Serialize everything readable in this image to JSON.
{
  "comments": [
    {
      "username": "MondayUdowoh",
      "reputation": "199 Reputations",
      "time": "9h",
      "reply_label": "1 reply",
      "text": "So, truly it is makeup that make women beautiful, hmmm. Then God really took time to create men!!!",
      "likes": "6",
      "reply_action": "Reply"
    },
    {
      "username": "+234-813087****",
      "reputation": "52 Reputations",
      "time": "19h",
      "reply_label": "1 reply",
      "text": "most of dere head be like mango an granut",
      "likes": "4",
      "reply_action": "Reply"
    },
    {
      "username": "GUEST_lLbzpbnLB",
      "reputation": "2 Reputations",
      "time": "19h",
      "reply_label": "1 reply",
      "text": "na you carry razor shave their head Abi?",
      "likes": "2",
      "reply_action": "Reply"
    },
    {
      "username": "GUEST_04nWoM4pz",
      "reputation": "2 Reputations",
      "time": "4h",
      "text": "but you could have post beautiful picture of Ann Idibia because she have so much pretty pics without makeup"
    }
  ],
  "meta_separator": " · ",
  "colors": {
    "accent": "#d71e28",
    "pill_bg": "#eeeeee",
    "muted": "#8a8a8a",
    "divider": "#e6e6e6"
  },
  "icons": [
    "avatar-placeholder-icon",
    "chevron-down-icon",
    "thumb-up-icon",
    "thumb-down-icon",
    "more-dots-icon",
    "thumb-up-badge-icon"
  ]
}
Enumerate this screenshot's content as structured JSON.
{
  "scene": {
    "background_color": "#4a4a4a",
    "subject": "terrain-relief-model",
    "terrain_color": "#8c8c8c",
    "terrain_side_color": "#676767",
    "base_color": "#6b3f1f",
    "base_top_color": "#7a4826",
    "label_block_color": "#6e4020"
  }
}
________
- Task requirements:
In this exercise, repeat all entries exactly.

- Answer for the task:
Serialize everything readable in this image to JSON.
{
  "comments": [
    {
      "username": "MondayUdowoh",
      "reputation": "199 Reputations",
      "time": "9h",
      "reply_label": "1 reply",
      "text": "So, truly it is makeup that make women beautiful, hmmm. Then God really took time to create men!!!",
      "likes": "6",
      "reply_action": "Reply"
    },
    {
      "username": "+234-813087****",
      "reputation": "52 Reputations",
      "time": "19h",
      "reply_label": "1 reply",
      "text": "most of dere head be like mango an granut",
      "likes": "4",
      "reply_action": "Reply"
    },
    {
      "username": "GUEST_lLbzpbnLB",
      "reputation": "2 Reputations",
      "time": "19h",
      "reply_label": "1 reply",
      "text": "na you carry razor shave their head Abi?",
      "likes": "2",
      "reply_action": "Reply"
    },
    {
      "username": "GUEST_04nWoM4pz",
      "reputation": "2 Reputations",
      "time": "4h",
      "text": "but you could have post beautiful picture of Ann Idibia because she have so much pretty pics without makeup"
    }
  ],
  "meta_separator": " · ",
  "colors": {
    "accent": "#d71e28",
    "pill_bg": "#eeeeee",
    "muted": "#8a8a8a",
    "divider": "#e6e6e6"
  },
  "icons": [
    "avatar-placeholder-icon",
    "chevron-down-icon",
    "thumb-up-icon",
    "thumb-down-icon",
    "more-dots-icon",
    "thumb-up-badge-icon"
  ]
}
Enumerate this screenshot's content as structured JSON.
{
  "scene": {
    "background_color": "#4a4a4a",
    "subject": "terrain-relief-model",
    "terrain_color": "#8c8c8c",
    "terrain_side_color": "#676767",
    "base_color": "#6b3f1f",
    "base_top_color": "#7a4826",
    "label_block_color": "#6e4020"
  }
}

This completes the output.